■ Materials provided:
____________________

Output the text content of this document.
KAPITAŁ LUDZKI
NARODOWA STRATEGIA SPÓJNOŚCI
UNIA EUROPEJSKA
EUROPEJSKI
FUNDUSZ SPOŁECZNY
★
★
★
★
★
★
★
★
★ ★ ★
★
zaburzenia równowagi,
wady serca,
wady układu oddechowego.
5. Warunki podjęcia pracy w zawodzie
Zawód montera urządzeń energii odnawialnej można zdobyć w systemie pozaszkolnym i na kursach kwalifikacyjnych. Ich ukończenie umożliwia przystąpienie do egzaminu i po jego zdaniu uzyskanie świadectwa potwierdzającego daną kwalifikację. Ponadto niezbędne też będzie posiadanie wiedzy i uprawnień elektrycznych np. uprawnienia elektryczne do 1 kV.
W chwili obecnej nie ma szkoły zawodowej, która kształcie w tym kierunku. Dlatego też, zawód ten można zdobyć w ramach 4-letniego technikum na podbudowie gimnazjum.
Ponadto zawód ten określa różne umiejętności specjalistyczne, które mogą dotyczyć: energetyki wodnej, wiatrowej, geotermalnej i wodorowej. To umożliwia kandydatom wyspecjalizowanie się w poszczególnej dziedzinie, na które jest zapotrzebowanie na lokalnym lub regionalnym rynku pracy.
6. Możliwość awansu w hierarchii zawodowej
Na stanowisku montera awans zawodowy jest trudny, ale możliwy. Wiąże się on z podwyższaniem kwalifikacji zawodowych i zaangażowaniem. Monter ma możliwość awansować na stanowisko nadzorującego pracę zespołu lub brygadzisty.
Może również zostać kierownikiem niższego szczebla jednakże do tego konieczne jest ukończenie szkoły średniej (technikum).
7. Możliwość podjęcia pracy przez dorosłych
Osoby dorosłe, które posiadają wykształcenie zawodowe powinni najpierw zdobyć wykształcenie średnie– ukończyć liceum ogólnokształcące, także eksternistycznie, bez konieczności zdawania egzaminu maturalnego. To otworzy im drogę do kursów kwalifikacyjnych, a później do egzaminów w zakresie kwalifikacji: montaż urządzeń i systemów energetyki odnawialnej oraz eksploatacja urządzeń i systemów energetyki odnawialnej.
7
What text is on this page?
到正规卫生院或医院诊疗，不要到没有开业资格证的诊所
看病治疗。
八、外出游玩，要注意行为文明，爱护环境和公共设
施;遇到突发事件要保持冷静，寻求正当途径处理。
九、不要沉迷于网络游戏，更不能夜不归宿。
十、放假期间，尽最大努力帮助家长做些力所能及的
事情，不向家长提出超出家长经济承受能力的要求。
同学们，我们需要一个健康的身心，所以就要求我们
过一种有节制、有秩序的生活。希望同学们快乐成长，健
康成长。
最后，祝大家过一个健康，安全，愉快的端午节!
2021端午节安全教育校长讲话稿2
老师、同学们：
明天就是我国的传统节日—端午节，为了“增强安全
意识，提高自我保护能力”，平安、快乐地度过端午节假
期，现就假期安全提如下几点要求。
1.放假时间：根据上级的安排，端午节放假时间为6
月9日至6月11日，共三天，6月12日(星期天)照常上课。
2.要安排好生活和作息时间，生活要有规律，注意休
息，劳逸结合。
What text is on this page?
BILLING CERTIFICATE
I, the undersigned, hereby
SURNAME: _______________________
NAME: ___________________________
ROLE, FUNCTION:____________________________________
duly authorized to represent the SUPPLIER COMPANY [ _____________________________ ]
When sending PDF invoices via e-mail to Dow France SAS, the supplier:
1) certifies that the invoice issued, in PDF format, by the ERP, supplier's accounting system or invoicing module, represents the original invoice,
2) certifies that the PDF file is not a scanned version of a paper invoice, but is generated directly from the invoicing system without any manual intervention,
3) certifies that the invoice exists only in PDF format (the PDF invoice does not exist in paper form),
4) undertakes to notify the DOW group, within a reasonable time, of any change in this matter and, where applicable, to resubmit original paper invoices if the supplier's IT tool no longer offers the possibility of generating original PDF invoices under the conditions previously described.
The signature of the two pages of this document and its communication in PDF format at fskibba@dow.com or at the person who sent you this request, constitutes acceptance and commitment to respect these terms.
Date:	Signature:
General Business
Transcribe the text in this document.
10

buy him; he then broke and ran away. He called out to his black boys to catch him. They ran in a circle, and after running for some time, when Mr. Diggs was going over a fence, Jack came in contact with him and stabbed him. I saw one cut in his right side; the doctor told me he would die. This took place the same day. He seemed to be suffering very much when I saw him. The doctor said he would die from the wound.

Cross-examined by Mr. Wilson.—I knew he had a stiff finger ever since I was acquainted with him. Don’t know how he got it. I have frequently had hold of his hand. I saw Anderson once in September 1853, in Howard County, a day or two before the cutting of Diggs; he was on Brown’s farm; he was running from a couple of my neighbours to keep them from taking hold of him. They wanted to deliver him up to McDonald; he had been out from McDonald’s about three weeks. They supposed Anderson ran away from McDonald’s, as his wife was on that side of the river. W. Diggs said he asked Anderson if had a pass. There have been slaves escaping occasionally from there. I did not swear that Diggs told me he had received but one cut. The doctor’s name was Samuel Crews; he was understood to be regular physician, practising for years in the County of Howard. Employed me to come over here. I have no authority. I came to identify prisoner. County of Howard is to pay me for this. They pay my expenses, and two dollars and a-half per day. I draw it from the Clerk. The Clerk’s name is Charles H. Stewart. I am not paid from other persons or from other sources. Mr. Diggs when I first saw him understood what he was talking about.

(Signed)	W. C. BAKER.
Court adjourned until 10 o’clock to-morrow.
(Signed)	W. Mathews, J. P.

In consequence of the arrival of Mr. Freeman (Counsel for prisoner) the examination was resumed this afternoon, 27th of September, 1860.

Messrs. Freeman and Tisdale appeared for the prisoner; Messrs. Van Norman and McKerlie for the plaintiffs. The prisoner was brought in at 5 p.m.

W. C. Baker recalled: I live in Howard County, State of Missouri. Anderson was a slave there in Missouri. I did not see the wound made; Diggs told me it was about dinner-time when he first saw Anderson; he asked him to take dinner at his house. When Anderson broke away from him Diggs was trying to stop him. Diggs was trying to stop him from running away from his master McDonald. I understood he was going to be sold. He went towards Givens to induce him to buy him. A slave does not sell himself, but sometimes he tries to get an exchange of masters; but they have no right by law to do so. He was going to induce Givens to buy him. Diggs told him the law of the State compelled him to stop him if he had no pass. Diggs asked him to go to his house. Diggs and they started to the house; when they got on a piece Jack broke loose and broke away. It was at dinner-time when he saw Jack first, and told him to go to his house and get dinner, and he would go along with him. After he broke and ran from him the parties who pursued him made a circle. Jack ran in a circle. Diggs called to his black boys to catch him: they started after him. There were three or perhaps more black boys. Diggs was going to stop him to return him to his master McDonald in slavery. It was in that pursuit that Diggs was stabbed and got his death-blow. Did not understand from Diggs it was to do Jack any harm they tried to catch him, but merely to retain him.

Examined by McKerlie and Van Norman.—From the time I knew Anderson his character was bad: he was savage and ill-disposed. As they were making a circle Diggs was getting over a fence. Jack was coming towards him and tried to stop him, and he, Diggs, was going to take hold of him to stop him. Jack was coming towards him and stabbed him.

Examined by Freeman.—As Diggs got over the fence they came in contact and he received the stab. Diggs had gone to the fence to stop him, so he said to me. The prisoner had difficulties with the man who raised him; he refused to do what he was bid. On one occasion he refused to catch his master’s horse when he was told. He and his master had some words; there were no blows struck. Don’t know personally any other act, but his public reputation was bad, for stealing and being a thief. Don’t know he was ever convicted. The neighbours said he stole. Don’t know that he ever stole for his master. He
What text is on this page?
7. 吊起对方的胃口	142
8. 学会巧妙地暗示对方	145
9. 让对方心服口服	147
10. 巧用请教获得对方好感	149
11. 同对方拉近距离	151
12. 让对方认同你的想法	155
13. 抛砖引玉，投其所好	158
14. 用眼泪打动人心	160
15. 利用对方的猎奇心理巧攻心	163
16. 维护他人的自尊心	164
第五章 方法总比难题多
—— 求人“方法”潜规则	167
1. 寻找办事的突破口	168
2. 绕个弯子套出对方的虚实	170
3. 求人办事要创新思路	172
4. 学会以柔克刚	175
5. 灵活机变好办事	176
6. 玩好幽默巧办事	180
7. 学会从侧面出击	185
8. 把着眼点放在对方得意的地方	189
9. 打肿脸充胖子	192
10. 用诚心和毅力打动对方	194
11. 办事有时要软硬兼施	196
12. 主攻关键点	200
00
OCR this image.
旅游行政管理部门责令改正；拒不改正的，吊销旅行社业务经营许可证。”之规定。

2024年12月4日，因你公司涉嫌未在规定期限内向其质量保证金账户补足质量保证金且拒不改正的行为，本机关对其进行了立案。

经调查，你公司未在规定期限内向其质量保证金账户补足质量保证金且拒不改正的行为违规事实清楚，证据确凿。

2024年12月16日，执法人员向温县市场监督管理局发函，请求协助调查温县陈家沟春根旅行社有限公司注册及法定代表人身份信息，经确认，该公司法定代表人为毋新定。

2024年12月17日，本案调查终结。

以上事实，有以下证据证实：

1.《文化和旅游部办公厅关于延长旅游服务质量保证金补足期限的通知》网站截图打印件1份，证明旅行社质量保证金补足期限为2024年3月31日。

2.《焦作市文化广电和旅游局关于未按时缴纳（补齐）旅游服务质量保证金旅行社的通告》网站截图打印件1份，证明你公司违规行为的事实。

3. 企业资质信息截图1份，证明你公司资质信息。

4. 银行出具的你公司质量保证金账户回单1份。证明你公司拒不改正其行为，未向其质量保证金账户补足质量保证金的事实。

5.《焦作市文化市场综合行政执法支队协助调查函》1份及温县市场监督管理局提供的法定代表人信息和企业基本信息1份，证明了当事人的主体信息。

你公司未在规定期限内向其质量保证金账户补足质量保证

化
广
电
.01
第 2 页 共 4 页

____________________

■ Given instruction: Show every line of the listing in which the string "podjęcia" can be found.

■ Written answer:
5. Warunki podjęcia pracy w zawodzie
7. Możliwość podjęcia pracy przez dorosłych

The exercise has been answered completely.